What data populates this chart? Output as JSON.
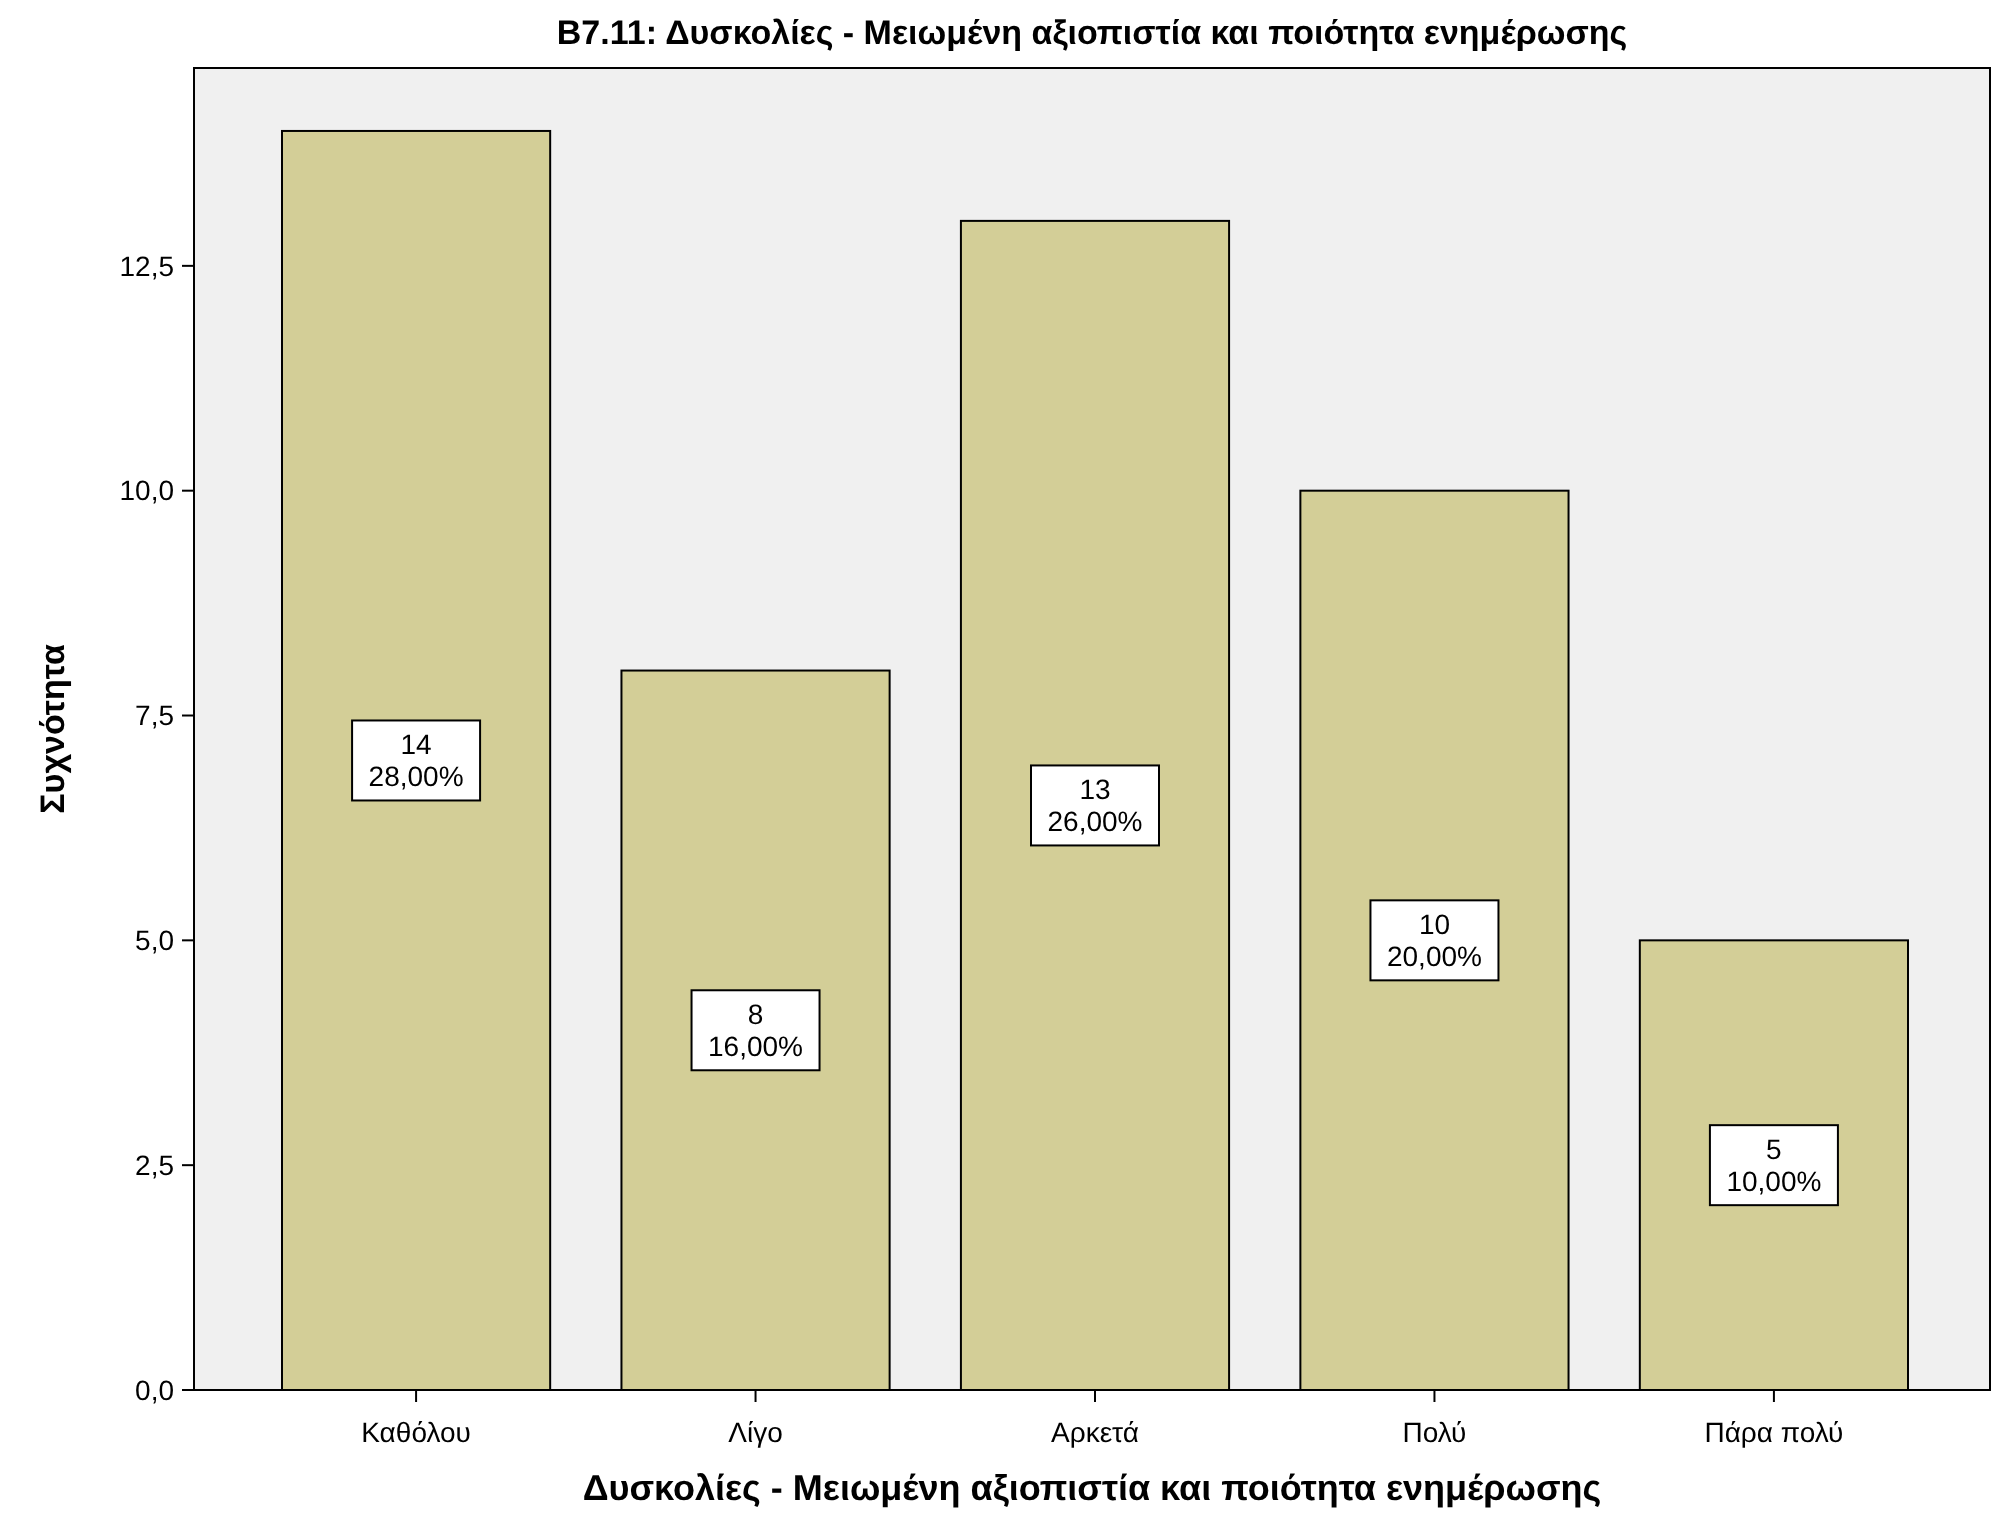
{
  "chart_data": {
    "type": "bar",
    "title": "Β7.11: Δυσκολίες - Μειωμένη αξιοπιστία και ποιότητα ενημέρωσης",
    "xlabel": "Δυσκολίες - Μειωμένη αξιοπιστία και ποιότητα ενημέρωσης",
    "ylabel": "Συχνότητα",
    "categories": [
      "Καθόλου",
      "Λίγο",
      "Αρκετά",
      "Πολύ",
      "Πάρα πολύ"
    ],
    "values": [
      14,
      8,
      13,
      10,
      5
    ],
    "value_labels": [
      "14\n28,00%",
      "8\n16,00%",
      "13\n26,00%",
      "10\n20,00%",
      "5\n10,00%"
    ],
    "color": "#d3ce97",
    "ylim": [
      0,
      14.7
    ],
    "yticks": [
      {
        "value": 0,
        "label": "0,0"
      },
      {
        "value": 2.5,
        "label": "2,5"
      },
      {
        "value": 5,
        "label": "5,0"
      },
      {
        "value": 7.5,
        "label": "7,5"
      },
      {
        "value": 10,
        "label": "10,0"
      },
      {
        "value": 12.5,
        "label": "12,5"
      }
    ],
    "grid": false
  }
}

■ ■ ■

Task details: Copy out each line exactly, without the pictures.

Response below:
What data populates this chart? Output as JSON.
{
  "chart_data": {
    "type": "bar",
    "title": "Β7.11: Δυσκολίες - Μειωμένη αξιοπιστία και ποιότητα ενημέρωσης",
    "xlabel": "Δυσκολίες - Μειωμένη αξιοπιστία και ποιότητα ενημέρωσης",
    "ylabel": "Συχνότητα",
    "categories": [
      "Καθόλου",
      "Λίγο",
      "Αρκετά",
      "Πολύ",
      "Πάρα πολύ"
    ],
    "values": [
      14,
      8,
      13,
      10,
      5
    ],
    "value_labels": [
      "14\n28,00%",
      "8\n16,00%",
      "13\n26,00%",
      "10\n20,00%",
      "5\n10,00%"
    ],
    "color": "#d3ce97",
    "ylim": [
      0,
      14.7
    ],
    "yticks": [
      {
        "value": 0,
        "label": "0,0"
      },
      {
        "value": 2.5,
        "label": "2,5"
      },
      {
        "value": 5,
        "label": "5,0"
      },
      {
        "value": 7.5,
        "label": "7,5"
      },
      {
        "value": 10,
        "label": "10,0"
      },
      {
        "value": 12.5,
        "label": "12,5"
      }
    ],
    "grid": false
  }
}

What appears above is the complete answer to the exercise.